- WHAT YOU WILL DO:
Transcribe the items from the line containing "- peak-sublabel: (Stuart" through the line containing "- start-dist: 0 km: [60, 468, 88, 483]", reproducing each one as it appears.

## BEGIN

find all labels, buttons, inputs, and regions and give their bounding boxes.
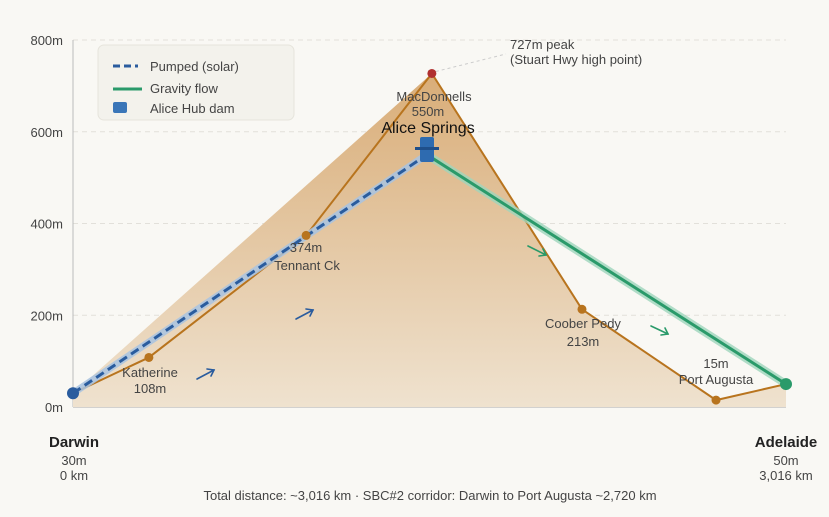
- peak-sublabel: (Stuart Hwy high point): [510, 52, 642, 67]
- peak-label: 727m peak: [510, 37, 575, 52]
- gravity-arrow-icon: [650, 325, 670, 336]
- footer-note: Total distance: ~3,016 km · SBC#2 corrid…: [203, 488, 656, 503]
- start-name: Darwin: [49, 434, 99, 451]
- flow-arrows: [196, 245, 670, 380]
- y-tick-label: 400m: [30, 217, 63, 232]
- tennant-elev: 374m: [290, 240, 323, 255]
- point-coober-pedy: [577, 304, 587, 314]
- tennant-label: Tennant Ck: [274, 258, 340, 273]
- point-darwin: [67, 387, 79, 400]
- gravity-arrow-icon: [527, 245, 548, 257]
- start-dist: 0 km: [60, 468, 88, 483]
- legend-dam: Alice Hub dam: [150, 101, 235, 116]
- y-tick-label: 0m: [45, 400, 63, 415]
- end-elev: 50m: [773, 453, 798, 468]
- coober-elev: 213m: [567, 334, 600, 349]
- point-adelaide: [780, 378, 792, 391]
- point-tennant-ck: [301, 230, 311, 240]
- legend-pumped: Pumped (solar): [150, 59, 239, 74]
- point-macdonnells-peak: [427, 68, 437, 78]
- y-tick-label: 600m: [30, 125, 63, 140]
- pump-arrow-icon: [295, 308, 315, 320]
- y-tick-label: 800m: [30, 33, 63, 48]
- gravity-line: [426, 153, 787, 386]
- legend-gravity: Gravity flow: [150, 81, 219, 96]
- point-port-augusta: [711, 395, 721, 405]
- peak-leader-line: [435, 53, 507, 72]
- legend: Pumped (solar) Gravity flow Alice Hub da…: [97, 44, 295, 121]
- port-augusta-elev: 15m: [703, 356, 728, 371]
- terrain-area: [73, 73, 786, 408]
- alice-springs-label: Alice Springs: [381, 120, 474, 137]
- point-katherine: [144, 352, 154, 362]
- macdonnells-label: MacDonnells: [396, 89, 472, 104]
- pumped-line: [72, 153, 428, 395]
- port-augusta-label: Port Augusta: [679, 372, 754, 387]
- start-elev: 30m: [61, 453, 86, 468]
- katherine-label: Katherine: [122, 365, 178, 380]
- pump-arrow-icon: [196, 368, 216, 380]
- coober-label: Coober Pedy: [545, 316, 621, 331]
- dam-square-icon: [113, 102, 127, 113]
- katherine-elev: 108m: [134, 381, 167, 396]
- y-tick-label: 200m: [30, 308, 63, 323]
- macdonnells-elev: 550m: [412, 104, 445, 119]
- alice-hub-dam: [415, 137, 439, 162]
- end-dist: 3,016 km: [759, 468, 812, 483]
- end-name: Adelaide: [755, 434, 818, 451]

## END
## BEGIN

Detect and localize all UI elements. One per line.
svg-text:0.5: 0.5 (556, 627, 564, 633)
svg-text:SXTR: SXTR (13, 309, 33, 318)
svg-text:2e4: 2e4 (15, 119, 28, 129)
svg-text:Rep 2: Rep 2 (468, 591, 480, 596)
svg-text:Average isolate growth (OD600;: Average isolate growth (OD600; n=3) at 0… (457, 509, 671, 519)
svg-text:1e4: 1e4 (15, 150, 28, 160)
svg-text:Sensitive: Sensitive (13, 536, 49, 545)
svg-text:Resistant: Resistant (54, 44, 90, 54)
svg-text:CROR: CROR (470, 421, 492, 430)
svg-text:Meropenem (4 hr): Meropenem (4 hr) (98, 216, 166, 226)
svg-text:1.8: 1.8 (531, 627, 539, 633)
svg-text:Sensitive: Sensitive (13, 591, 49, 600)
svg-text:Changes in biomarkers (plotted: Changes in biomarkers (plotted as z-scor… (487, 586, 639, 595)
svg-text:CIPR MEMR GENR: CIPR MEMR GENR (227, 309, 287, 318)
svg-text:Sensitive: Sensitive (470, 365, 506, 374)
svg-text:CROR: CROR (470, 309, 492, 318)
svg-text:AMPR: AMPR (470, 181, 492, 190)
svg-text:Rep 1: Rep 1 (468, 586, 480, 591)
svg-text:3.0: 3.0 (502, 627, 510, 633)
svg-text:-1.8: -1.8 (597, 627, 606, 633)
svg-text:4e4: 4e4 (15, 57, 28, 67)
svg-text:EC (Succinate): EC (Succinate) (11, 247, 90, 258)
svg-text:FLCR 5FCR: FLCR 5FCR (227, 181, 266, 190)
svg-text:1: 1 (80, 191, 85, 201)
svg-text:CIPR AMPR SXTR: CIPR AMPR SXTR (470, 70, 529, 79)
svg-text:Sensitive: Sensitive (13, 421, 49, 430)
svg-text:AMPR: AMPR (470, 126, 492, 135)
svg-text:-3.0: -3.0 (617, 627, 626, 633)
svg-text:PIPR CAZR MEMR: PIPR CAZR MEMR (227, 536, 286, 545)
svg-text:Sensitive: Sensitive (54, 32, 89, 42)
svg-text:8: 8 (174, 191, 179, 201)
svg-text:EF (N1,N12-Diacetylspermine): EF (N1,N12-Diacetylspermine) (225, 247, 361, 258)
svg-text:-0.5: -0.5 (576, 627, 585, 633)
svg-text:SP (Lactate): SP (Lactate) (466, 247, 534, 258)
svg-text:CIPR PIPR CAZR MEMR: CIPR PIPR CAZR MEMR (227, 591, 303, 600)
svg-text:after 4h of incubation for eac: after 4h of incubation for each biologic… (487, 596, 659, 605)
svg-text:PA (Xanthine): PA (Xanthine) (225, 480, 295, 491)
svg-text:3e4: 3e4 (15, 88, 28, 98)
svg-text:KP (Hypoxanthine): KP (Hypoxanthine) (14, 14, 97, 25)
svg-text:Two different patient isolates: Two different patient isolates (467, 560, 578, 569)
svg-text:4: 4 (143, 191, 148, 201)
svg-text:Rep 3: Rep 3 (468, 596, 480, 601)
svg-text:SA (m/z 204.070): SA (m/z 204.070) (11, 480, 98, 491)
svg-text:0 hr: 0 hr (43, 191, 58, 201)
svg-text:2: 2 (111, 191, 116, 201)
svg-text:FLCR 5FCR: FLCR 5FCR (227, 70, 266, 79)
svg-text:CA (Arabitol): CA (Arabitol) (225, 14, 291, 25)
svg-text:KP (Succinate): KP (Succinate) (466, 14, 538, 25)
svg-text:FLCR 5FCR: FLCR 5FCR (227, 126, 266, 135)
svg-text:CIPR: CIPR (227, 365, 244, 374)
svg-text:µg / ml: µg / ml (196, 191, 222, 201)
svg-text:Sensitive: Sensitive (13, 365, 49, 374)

## END

- ANSWER TO THIS EXERCISE:
- peak-sublabel: (Stuart Hwy high point): [510, 52, 642, 67]
- peak-label: 727m peak: [510, 37, 575, 52]
- gravity-arrow-icon: [650, 325, 670, 336]
- footer-note: Total distance: ~3,016 km · SBC#2 corrid…: [203, 488, 656, 503]
- start-name: Darwin: [49, 434, 99, 451]
- flow-arrows: [196, 245, 670, 380]
- y-tick-label: 400m: [30, 217, 63, 232]
- tennant-elev: 374m: [290, 240, 323, 255]
- point-coober-pedy: [577, 304, 587, 314]
- tennant-label: Tennant Ck: [274, 258, 340, 273]
- point-darwin: [67, 387, 79, 400]
- gravity-arrow-icon: [527, 245, 548, 257]
- start-dist: 0 km: [60, 468, 88, 483]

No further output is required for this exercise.